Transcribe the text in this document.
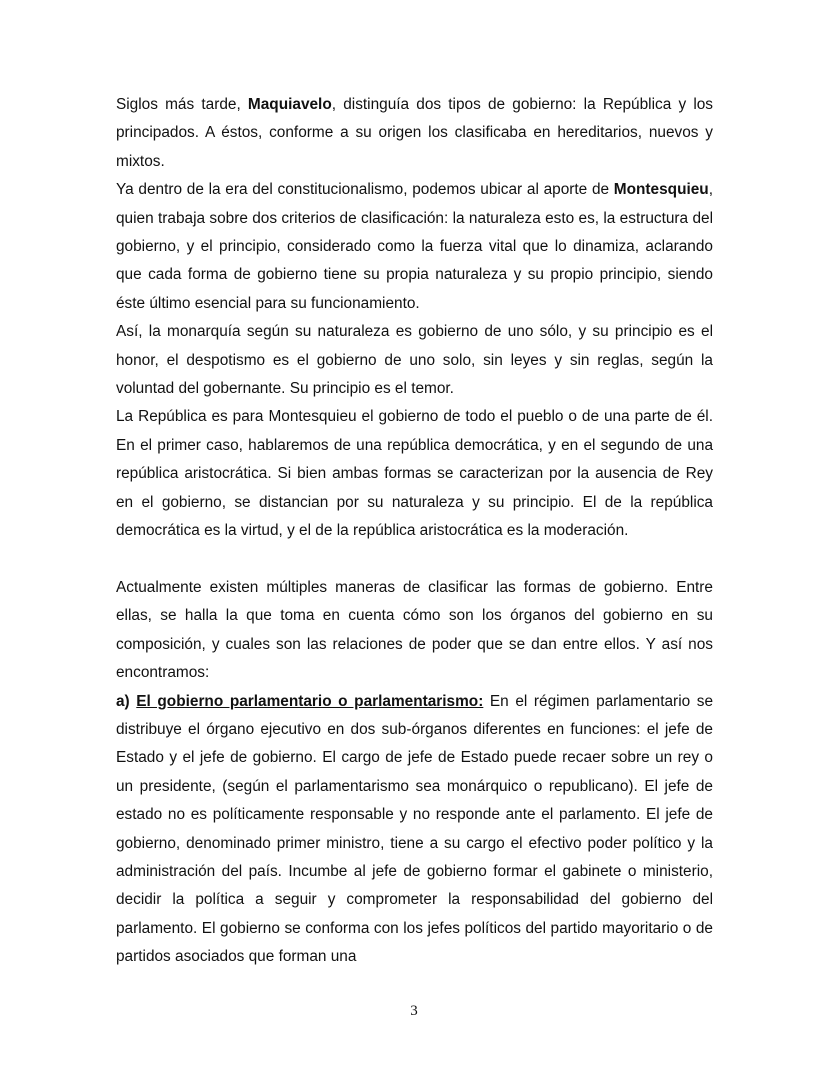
Siglos más tarde, Maquiavelo, distinguía dos tipos de gobierno: la República y los principados. A éstos, conforme a su origen los clasificaba en hereditarios, nuevos y mixtos.

Ya dentro de la era del constitucionalismo, podemos ubicar al aporte de Montesquieu, quien trabaja sobre dos criterios de clasificación: la naturaleza esto es, la estructura del gobierno, y el principio, considerado como la fuerza vital que lo dinamiza, aclarando que cada forma de gobierno tiene su propia naturaleza y su propio principio, siendo éste último esencial para su funcionamiento.

Así, la monarquía según su naturaleza es gobierno de uno sólo, y su principio es el honor, el despotismo es el gobierno de uno solo, sin leyes y sin reglas, según la voluntad del gobernante. Su principio es el temor.

La República es para Montesquieu el gobierno de todo el pueblo o de una parte de él. En el primer caso, hablaremos de una república democrática, y en el segundo de una república aristocrática. Si bien ambas formas se caracterizan por la ausencia de Rey en el gobierno, se distancian por su naturaleza y su principio. El de la república democrática es la virtud, y el de la república aristocrática es la moderación.

Actualmente existen múltiples maneras de clasificar las formas de gobierno. Entre ellas, se halla la que toma en cuenta cómo son los órganos del gobierno en su composición, y cuales son las relaciones de poder que se dan entre ellos. Y así nos encontramos:

a) El gobierno parlamentario o parlamentarismo: En el régimen parlamentario se distribuye el órgano ejecutivo en dos sub-órganos diferentes en funciones: el jefe de Estado y el jefe de gobierno. El cargo de jefe de Estado puede recaer sobre un rey o un presidente, (según el parlamentarismo sea monárquico o republicano). El jefe de estado no es políticamente responsable y no responde ante el parlamento. El jefe de gobierno, denominado primer ministro, tiene a su cargo el efectivo poder político y la administración del país. Incumbe al jefe de gobierno formar el gabinete o ministerio, decidir la política a seguir y comprometer la responsabilidad del gobierno del parlamento. El gobierno se conforma con los jefes políticos del partido mayoritario o de partidos asociados que forman una

3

* WHAT YOU HAVE TO DO *
Pictures stay out; repeat all the rest of the records exactly.

* TASK OUTPUT *
Transcribe the text in this document.
Siglos más tarde, Maquiavelo, distinguía dos tipos de gobierno: la República y los principados. A éstos, conforme a su origen los clasificaba en hereditarios, nuevos y mixtos.

Ya dentro de la era del constitucionalismo, podemos ubicar al aporte de Montesquieu, quien trabaja sobre dos criterios de clasificación: la naturaleza esto es, la estructura del gobierno, y el principio, considerado como la fuerza vital que lo dinamiza, aclarando que cada forma de gobierno tiene su propia naturaleza y su propio principio, siendo éste último esencial para su funcionamiento.

Así, la monarquía según su naturaleza es gobierno de uno sólo, y su principio es el honor, el despotismo es el gobierno de uno solo, sin leyes y sin reglas, según la voluntad del gobernante. Su principio es el temor.

La República es para Montesquieu el gobierno de todo el pueblo o de una parte de él. En el primer caso, hablaremos de una república democrática, y en el segundo de una república aristocrática. Si bien ambas formas se caracterizan por la ausencia de Rey en el gobierno, se distancian por su naturaleza y su principio. El de la república democrática es la virtud, y el de la república aristocrática es la moderación.

Actualmente existen múltiples maneras de clasificar las formas de gobierno. Entre ellas, se halla la que toma en cuenta cómo son los órganos del gobierno en su composición, y cuales son las relaciones de poder que se dan entre ellos. Y así nos encontramos:

a) El gobierno parlamentario o parlamentarismo: En el régimen parlamentario se distribuye el órgano ejecutivo en dos sub-órganos diferentes en funciones: el jefe de Estado y el jefe de gobierno. El cargo de jefe de Estado puede recaer sobre un rey o un presidente, (según el parlamentarismo sea monárquico o republicano). El jefe de estado no es políticamente responsable y no responde ante el parlamento. El jefe de gobierno, denominado primer ministro, tiene a su cargo el efectivo poder político y la administración del país. Incumbe al jefe de gobierno formar el gabinete o ministerio, decidir la política a seguir y comprometer la responsabilidad del gobierno del parlamento. El gobierno se conforma con los jefes políticos del partido mayoritario o de partidos asociados que forman una

3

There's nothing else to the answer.